• Provided material:

--- begin ---

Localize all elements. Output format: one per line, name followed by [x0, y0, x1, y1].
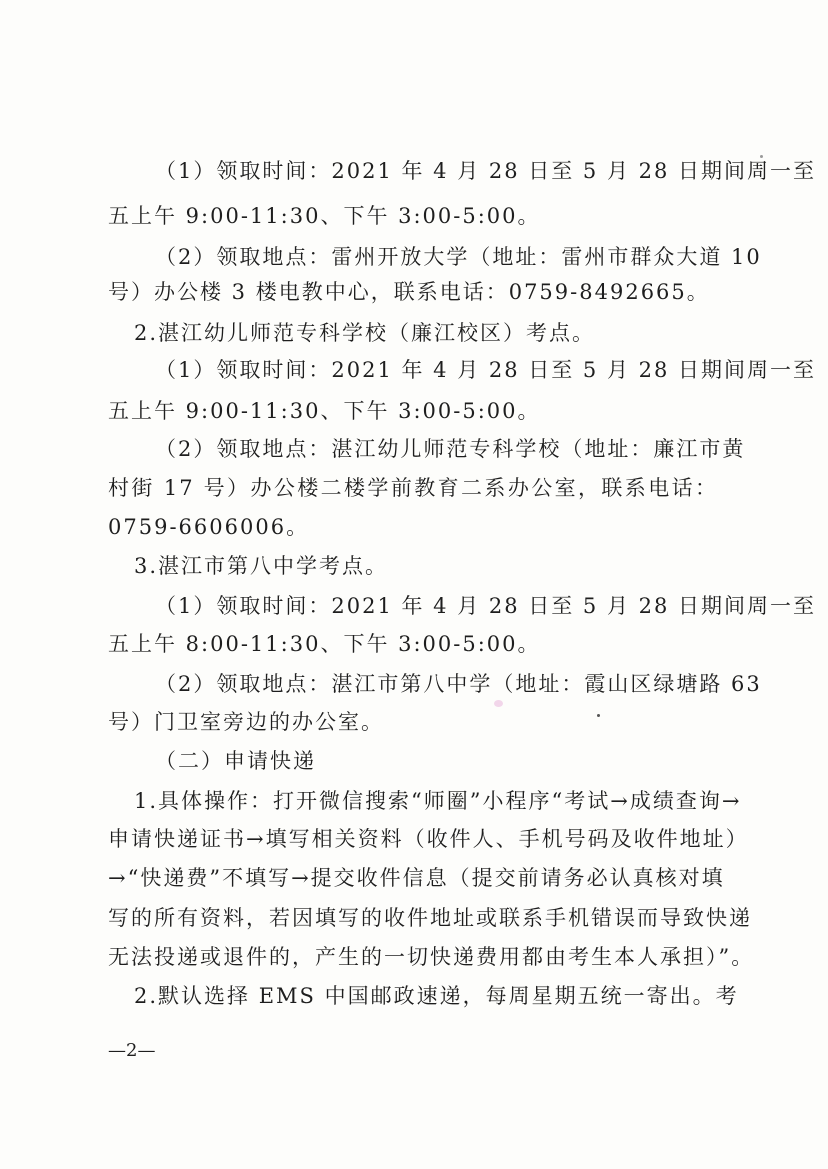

--- end ---
--- begin ---

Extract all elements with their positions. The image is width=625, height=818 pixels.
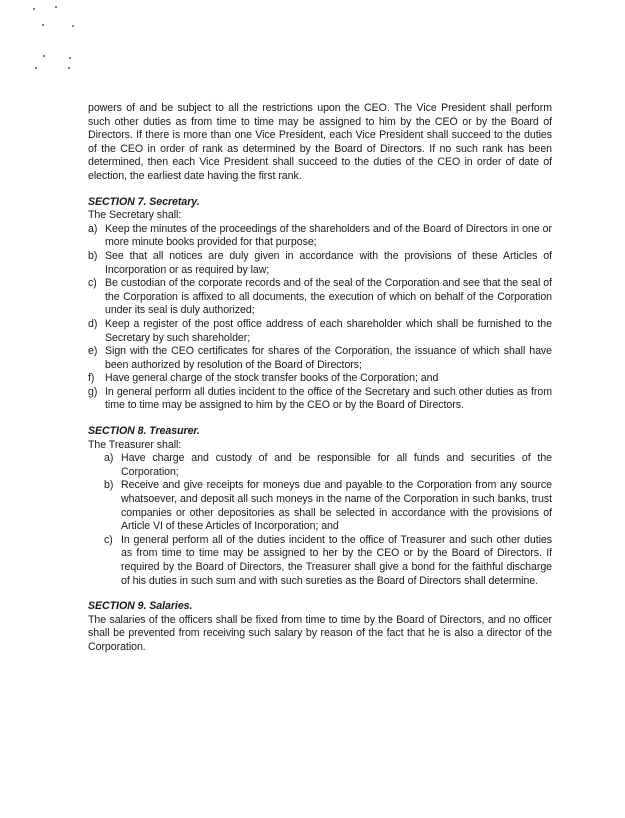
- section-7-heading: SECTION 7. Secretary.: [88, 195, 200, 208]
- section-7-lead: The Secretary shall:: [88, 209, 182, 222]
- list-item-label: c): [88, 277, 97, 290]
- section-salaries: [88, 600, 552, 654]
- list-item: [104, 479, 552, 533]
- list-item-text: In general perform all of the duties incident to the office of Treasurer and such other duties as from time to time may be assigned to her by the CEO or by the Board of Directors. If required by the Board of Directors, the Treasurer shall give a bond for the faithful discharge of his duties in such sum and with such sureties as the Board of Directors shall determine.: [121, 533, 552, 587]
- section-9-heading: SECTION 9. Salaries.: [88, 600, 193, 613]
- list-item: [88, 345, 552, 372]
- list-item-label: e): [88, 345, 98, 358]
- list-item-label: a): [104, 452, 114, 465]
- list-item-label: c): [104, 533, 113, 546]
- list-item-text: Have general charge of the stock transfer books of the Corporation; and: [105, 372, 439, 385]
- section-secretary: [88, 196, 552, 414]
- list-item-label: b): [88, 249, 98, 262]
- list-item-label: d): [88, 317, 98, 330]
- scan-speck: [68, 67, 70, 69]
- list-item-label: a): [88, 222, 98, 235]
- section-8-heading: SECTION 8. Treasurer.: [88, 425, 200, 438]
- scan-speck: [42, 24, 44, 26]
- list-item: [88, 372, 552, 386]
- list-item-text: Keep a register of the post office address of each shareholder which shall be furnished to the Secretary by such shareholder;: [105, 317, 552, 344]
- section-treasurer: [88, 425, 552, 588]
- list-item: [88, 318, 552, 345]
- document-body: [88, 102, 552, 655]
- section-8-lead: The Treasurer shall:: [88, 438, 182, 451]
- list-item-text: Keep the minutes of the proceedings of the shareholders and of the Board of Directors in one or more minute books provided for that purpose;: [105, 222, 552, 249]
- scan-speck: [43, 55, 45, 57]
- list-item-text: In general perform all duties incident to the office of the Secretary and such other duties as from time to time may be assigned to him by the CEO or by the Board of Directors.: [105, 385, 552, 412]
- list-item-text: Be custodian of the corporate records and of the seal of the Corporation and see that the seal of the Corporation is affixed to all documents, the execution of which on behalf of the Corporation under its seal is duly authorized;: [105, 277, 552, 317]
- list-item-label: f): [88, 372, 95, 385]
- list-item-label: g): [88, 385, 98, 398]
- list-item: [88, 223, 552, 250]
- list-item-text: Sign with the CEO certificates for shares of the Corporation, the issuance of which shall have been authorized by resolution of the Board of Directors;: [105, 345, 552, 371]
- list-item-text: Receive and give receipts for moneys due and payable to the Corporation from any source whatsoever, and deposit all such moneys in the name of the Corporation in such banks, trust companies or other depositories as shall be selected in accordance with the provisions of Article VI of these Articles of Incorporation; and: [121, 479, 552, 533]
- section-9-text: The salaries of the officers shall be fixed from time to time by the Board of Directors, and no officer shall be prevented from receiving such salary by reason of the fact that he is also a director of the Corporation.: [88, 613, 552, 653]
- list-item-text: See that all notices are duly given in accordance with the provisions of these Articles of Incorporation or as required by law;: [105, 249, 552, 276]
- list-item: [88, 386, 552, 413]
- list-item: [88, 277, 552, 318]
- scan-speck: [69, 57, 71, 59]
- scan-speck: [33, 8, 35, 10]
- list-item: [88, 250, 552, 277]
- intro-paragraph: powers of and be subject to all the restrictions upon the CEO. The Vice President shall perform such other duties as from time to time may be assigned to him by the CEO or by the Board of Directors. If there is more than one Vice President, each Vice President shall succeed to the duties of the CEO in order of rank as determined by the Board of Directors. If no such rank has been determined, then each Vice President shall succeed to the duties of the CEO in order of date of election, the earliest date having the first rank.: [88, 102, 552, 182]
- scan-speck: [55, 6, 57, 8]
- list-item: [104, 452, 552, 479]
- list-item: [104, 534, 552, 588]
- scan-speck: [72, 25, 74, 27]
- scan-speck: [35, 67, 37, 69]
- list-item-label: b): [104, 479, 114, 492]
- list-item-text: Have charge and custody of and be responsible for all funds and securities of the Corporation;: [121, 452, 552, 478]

--- end ---

• Exercise directions: Rewrite the stretch of records from the line containing "Extract all elements" through the line containing "- list-item: [88, 318, 552, 345]", changing "shareholder" to "stockholder" and keeping everything else the same. Leave the pictures out.

• Task result:
Extract all elements with their positions. The image is width=625, height=818 pixels.
- section-7-heading: SECTION 7. Secretary.: [88, 195, 200, 208]
- section-7-lead: The Secretary shall:: [88, 209, 182, 222]
- list-item-label: c): [88, 277, 97, 290]
- section-salaries: [88, 600, 552, 654]
- list-item: [104, 479, 552, 533]
- list-item-text: In general perform all of the duties incident to the office of Treasurer and such other duties as from time to time may be assigned to her by the CEO or by the Board of Directors. If required by the Board of Directors, the Treasurer shall give a bond for the faithful discharge of his duties in such sum and with such sureties as the Board of Directors shall determine.: [121, 533, 552, 587]
- section-9-heading: SECTION 9. Salaries.: [88, 600, 193, 613]
- list-item: [88, 345, 552, 372]
- list-item-label: e): [88, 345, 98, 358]
- list-item-label: a): [104, 452, 114, 465]
- list-item-label: c): [104, 533, 113, 546]
- list-item-text: Have general charge of the stock transfer books of the Corporation; and: [105, 372, 439, 385]
- section-secretary: [88, 196, 552, 414]
- list-item-label: b): [88, 249, 98, 262]
- list-item-label: d): [88, 317, 98, 330]
- scan-speck: [68, 67, 70, 69]
- list-item-label: a): [88, 222, 98, 235]
- section-8-heading: SECTION 8. Treasurer.: [88, 425, 200, 438]
- scan-speck: [42, 24, 44, 26]
- list-item: [88, 372, 552, 386]
- list-item-text: Keep a register of the post office address of each stockholder which shall be furnished to the Secretary by such stockholder;: [105, 317, 552, 344]
- section-treasurer: [88, 425, 552, 588]
- list-item: [88, 318, 552, 345]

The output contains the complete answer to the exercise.